▽

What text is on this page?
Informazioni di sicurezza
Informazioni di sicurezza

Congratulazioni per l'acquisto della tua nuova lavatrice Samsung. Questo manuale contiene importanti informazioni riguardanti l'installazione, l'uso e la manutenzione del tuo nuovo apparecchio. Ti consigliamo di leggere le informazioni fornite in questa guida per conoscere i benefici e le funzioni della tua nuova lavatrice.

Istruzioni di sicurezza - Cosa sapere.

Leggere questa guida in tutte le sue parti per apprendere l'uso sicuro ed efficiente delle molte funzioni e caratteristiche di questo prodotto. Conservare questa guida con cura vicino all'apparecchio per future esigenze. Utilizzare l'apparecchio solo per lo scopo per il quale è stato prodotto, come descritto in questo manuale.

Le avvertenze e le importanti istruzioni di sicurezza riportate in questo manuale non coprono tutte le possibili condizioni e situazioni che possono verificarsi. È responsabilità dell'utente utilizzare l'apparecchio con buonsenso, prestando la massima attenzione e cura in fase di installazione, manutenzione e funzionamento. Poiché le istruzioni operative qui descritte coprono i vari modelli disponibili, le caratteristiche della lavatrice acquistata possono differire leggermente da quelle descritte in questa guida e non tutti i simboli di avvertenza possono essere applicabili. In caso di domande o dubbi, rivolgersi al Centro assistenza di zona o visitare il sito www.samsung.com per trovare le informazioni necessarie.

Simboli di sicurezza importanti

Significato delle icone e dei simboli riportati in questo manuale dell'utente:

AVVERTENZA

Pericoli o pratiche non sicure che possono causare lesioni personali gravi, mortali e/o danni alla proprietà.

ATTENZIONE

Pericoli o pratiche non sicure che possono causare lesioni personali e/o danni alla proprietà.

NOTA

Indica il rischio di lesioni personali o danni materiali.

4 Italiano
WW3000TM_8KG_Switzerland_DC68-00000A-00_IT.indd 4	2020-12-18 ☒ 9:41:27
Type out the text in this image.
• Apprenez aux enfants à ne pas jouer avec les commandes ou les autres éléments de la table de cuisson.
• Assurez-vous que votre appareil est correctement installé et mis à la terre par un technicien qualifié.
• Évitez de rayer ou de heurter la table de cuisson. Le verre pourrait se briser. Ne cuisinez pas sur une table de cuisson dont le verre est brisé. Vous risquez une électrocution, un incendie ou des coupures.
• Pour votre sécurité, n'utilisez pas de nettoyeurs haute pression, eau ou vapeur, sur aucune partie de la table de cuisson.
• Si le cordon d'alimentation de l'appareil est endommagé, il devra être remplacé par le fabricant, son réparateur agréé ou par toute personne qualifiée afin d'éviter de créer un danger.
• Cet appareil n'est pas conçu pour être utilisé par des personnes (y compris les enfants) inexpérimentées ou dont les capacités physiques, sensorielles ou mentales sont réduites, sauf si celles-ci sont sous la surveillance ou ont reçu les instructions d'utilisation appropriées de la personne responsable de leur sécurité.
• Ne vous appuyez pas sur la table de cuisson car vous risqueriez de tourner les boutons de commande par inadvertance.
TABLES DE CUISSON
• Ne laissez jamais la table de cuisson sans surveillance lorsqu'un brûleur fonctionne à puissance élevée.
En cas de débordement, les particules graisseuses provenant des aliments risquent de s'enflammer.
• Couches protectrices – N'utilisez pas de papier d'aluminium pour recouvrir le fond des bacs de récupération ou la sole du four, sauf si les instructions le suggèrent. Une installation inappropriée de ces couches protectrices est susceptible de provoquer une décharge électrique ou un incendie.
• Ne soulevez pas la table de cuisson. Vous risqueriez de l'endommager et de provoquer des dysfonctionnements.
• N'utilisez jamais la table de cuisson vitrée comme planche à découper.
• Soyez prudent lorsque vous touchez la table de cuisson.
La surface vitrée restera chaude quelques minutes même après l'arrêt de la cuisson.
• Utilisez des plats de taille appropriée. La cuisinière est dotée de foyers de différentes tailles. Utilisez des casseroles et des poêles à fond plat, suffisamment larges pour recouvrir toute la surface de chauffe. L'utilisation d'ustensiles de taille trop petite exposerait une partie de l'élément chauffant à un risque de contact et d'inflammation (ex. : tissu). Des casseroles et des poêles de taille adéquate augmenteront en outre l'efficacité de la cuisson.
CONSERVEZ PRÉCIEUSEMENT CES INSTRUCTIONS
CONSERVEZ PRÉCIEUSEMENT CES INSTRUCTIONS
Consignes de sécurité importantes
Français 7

△

Find the lines containing "utilisation" and list every one of them.

• Cet appareil n'est pas conçu pour être utilisé par des personnes (y compris les enfants) inexpérimentées ou dont les capacités physiques, sensorielles ou mentales sont réduites, sauf si celles-ci sont sous la surveillance ou ont reçu les instructions d'utilisation appropriées de la personne responsable de leur sécurité.
• Utilisez des plats de taille appropriée. La cuisinière est dotée de foyers de différentes tailles. Utilisez des casseroles et des poêles à fond plat, suffisamment larges pour recouvrir toute la surface de chauffe. L'utilisation d'ustensiles de taille trop petite exposerait une partie de l'élément chauffant à un risque de contact et d'inflammation (ex. : tissu). Des casseroles et des poêles de taille adéquate augmenteront en outre l'efficacité de la cuisson.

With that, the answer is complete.